BEGIN Input records

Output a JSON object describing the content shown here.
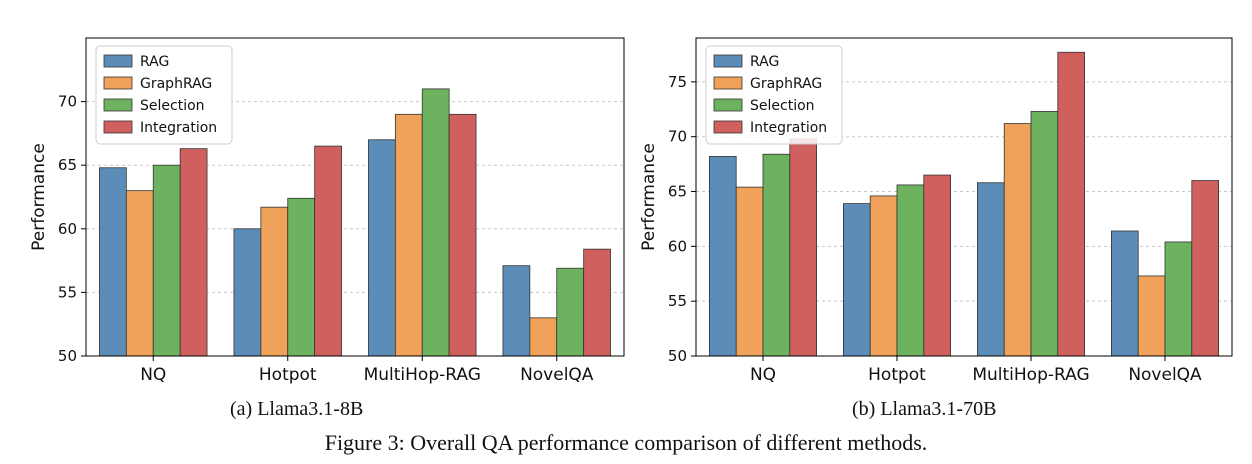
{
  "figure": {
    "caption": "Figure 3: Overall QA performance comparison of different methods."
  },
  "chart_data": [
    {
      "type": "bar",
      "subcaption": "(a) Llama3.1-8B",
      "categories": [
        "NQ",
        "Hotpot",
        "MultiHop-RAG",
        "NovelQA"
      ],
      "ylabel": "Performance",
      "xlabel": "",
      "ylim": [
        50,
        75
      ],
      "yticks": [
        50,
        55,
        60,
        65,
        70
      ],
      "grid": "horizontal dashed",
      "legend_position": "top-left",
      "series": [
        {
          "name": "RAG",
          "color": "#5b8db8",
          "values": [
            64.8,
            60.0,
            67.0,
            57.1
          ]
        },
        {
          "name": "GraphRAG",
          "color": "#f0a15a",
          "values": [
            63.0,
            61.7,
            69.0,
            53.0
          ]
        },
        {
          "name": "Selection",
          "color": "#6db25f",
          "values": [
            65.0,
            62.4,
            71.0,
            56.9
          ]
        },
        {
          "name": "Integration",
          "color": "#d0605e",
          "values": [
            66.3,
            66.5,
            69.0,
            58.4
          ]
        }
      ]
    },
    {
      "type": "bar",
      "subcaption": "(b) Llama3.1-70B",
      "categories": [
        "NQ",
        "Hotpot",
        "MultiHop-RAG",
        "NovelQA"
      ],
      "ylabel": "Performance",
      "xlabel": "",
      "ylim": [
        50,
        79
      ],
      "yticks": [
        50,
        55,
        60,
        65,
        70,
        75
      ],
      "grid": "horizontal dashed",
      "legend_position": "top-left",
      "series": [
        {
          "name": "RAG",
          "color": "#5b8db8",
          "values": [
            68.2,
            63.9,
            65.8,
            61.4
          ]
        },
        {
          "name": "GraphRAG",
          "color": "#f0a15a",
          "values": [
            65.4,
            64.6,
            71.2,
            57.3
          ]
        },
        {
          "name": "Selection",
          "color": "#6db25f",
          "values": [
            68.4,
            65.6,
            72.3,
            60.4
          ]
        },
        {
          "name": "Integration",
          "color": "#d0605e",
          "values": [
            69.8,
            66.5,
            77.7,
            66.0
          ]
        }
      ]
    }
  ]
}
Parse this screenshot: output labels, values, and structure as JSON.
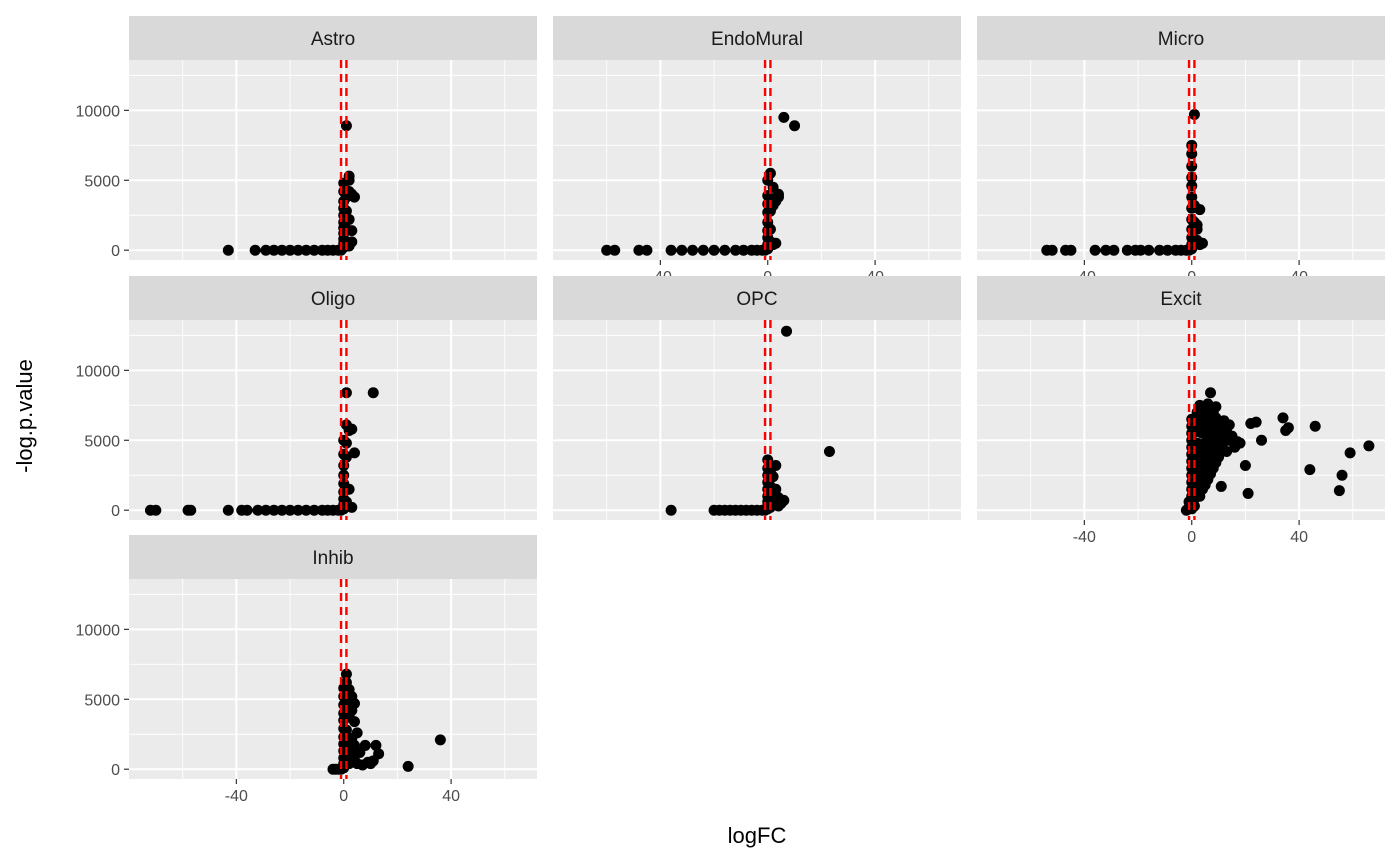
{
  "chart_data": {
    "type": "scatter",
    "title": "",
    "xlabel": "logFC",
    "ylabel": "-log.p.value",
    "xlim": [
      -80,
      72
    ],
    "ylim": [
      -700,
      13600
    ],
    "x_ticks": [
      -40,
      0,
      40
    ],
    "x_tick_labels": [
      "-40",
      "0",
      "40"
    ],
    "y_ticks": [
      0,
      5000,
      10000
    ],
    "y_tick_labels": [
      "0",
      "5000",
      "10000"
    ],
    "grid": true,
    "reference_lines": [
      {
        "axis": "x",
        "value": -1,
        "style": "dashed",
        "color": "#ff0000"
      },
      {
        "axis": "x",
        "value": 1,
        "style": "dashed",
        "color": "#ff0000"
      }
    ],
    "point_color": "#000000",
    "panel_background": "#ebebeb",
    "strip_background": "#d9d9d9",
    "facets": [
      {
        "name": "Astro",
        "x": [
          -43,
          -33,
          -29,
          -26,
          -23,
          -20,
          -17,
          -14,
          -11,
          -8,
          -6,
          -4,
          -2,
          -1,
          0,
          0,
          0,
          0,
          0,
          0,
          0,
          0,
          0,
          0,
          0,
          1,
          1,
          1,
          1,
          1,
          2,
          2,
          2,
          2,
          2,
          3,
          3,
          3,
          4
        ],
        "y": [
          0,
          0,
          0,
          0,
          0,
          0,
          0,
          0,
          0,
          0,
          0,
          0,
          0,
          0,
          200,
          500,
          800,
          1200,
          1600,
          2000,
          2500,
          3000,
          3500,
          4200,
          4800,
          500,
          1500,
          2800,
          3800,
          8900,
          300,
          2200,
          4200,
          5000,
          5300,
          600,
          1400,
          4000,
          3800
        ]
      },
      {
        "name": "EndoMural",
        "x": [
          -60,
          -57,
          -48,
          -45,
          -36,
          -32,
          -28,
          -24,
          -20,
          -16,
          -12,
          -9,
          -6,
          -4,
          -2,
          -1,
          0,
          0,
          0,
          0,
          0,
          0,
          0,
          0,
          0,
          1,
          1,
          1,
          1,
          2,
          2,
          2,
          3,
          3,
          4,
          4,
          6,
          10
        ],
        "y": [
          0,
          0,
          0,
          0,
          0,
          0,
          0,
          0,
          0,
          0,
          0,
          0,
          0,
          0,
          0,
          0,
          100,
          400,
          900,
          1400,
          2000,
          2700,
          3300,
          3900,
          5000,
          600,
          1500,
          2800,
          5500,
          400,
          3200,
          4500,
          3500,
          500,
          3800,
          4000,
          9500,
          8900
        ]
      },
      {
        "name": "Micro",
        "x": [
          -54,
          -52,
          -47,
          -45,
          -36,
          -32,
          -29,
          -24,
          -21,
          -19,
          -16,
          -12,
          -9,
          -6,
          -4,
          -2,
          -1,
          0,
          0,
          0,
          0,
          0,
          0,
          0,
          0,
          0,
          0,
          0,
          0,
          1,
          1,
          1,
          1,
          2,
          2,
          3,
          3,
          4,
          2
        ],
        "y": [
          0,
          0,
          0,
          0,
          0,
          0,
          0,
          0,
          0,
          0,
          0,
          0,
          0,
          0,
          0,
          0,
          0,
          100,
          400,
          900,
          1500,
          2200,
          3000,
          3800,
          4600,
          5200,
          6000,
          6900,
          7500,
          9700,
          600,
          2000,
          3200,
          700,
          1500,
          400,
          2900,
          500,
          1800
        ]
      },
      {
        "name": "Oligo",
        "x": [
          -72,
          -70,
          -58,
          -57,
          -43,
          -38,
          -36,
          -32,
          -29,
          -26,
          -23,
          -20,
          -17,
          -14,
          -11,
          -8,
          -6,
          -4,
          -2,
          -1,
          0,
          0,
          0,
          0,
          0,
          0,
          0,
          0,
          0,
          1,
          1,
          1,
          1,
          1,
          2,
          2,
          3,
          3,
          4,
          11
        ],
        "y": [
          0,
          0,
          0,
          0,
          0,
          0,
          0,
          0,
          0,
          0,
          0,
          0,
          0,
          0,
          0,
          0,
          0,
          0,
          0,
          0,
          100,
          400,
          800,
          1300,
          1900,
          2500,
          3200,
          4000,
          5000,
          6100,
          8400,
          4800,
          3800,
          600,
          5700,
          1500,
          5800,
          200,
          4100,
          8400
        ]
      },
      {
        "name": "OPC",
        "x": [
          -36,
          -20,
          -18,
          -16,
          -14,
          -12,
          -10,
          -8,
          -6,
          -4,
          -2,
          -1,
          0,
          0,
          0,
          0,
          0,
          0,
          0,
          0,
          0,
          1,
          1,
          1,
          1,
          2,
          2,
          2,
          3,
          3,
          3,
          4,
          4,
          5,
          6,
          7,
          23
        ],
        "y": [
          0,
          0,
          0,
          0,
          0,
          0,
          0,
          0,
          0,
          0,
          0,
          0,
          100,
          300,
          600,
          1000,
          1500,
          2000,
          2500,
          3000,
          3600,
          200,
          800,
          1700,
          2700,
          400,
          1300,
          2400,
          600,
          1500,
          3200,
          300,
          900,
          500,
          700,
          12800,
          4200
        ]
      },
      {
        "name": "Excit",
        "x": [
          -2,
          -1,
          -1,
          0,
          0,
          0,
          0,
          0,
          0,
          0,
          0,
          0,
          0,
          0,
          0,
          0,
          0,
          1,
          1,
          1,
          1,
          1,
          1,
          1,
          1,
          1,
          2,
          2,
          2,
          2,
          2,
          2,
          2,
          2,
          3,
          3,
          3,
          3,
          3,
          3,
          3,
          3,
          4,
          4,
          4,
          4,
          4,
          4,
          4,
          5,
          5,
          5,
          5,
          5,
          5,
          5,
          6,
          6,
          6,
          6,
          6,
          6,
          6,
          7,
          7,
          7,
          7,
          7,
          7,
          7,
          8,
          8,
          8,
          8,
          8,
          8,
          9,
          9,
          9,
          9,
          9,
          9,
          10,
          10,
          10,
          10,
          11,
          11,
          11,
          12,
          12,
          12,
          13,
          13,
          14,
          14,
          15,
          16,
          17,
          18,
          20,
          21,
          22,
          24,
          26,
          34,
          35,
          36,
          44,
          46,
          55,
          56,
          59,
          66
        ],
        "y": [
          0,
          200,
          600,
          100,
          500,
          1000,
          1500,
          2000,
          2500,
          3000,
          3500,
          4000,
          4500,
          5000,
          5500,
          6000,
          6500,
          800,
          1600,
          2400,
          3200,
          4000,
          4800,
          5600,
          6200,
          300,
          1200,
          2100,
          3000,
          3900,
          4800,
          5700,
          6300,
          7000,
          1000,
          2000,
          2900,
          3800,
          4700,
          5600,
          6400,
          7500,
          1500,
          2500,
          3500,
          4500,
          5500,
          6300,
          7200,
          1800,
          2800,
          3800,
          4800,
          5800,
          6600,
          7000,
          2200,
          3200,
          4200,
          5200,
          6000,
          6800,
          7600,
          2600,
          3600,
          4600,
          5500,
          6200,
          6600,
          8400,
          3000,
          4000,
          5000,
          5800,
          6400,
          7000,
          3400,
          4400,
          5400,
          6000,
          6600,
          7400,
          3800,
          4800,
          5600,
          6200,
          1700,
          4500,
          5600,
          4900,
          5800,
          6400,
          4200,
          5600,
          5000,
          6100,
          5300,
          4500,
          4900,
          4800,
          3200,
          1200,
          6200,
          6300,
          5000,
          6600,
          5700,
          5900,
          2900,
          6000,
          1400,
          2500,
          4100,
          4600
        ]
      },
      {
        "name": "Inhib",
        "x": [
          -4,
          -3,
          -2,
          -1,
          0,
          0,
          0,
          0,
          0,
          0,
          0,
          0,
          0,
          0,
          0,
          0,
          1,
          1,
          1,
          1,
          1,
          2,
          2,
          2,
          2,
          2,
          3,
          3,
          3,
          3,
          4,
          4,
          4,
          4,
          5,
          5,
          6,
          7,
          8,
          9,
          10,
          11,
          12,
          13,
          24,
          36
        ],
        "y": [
          0,
          0,
          0,
          0,
          100,
          400,
          800,
          1300,
          1800,
          2300,
          2900,
          3500,
          4000,
          4600,
          5200,
          5800,
          6200,
          6800,
          5000,
          2800,
          800,
          3800,
          4500,
          5700,
          1500,
          400,
          2200,
          4200,
          5200,
          1100,
          1700,
          3400,
          4700,
          900,
          2600,
          400,
          1200,
          300,
          1700,
          500,
          400,
          600,
          1700,
          1100,
          200,
          2100
        ]
      }
    ]
  }
}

END Input records

[Task directions] Pick out the lines that have the word "subcaption". Copy them all.

[Answer to this problem]
      "subcaption": "(a) Llama3.1-8B",
      "subcaption": "(b) Llama3.1-70B",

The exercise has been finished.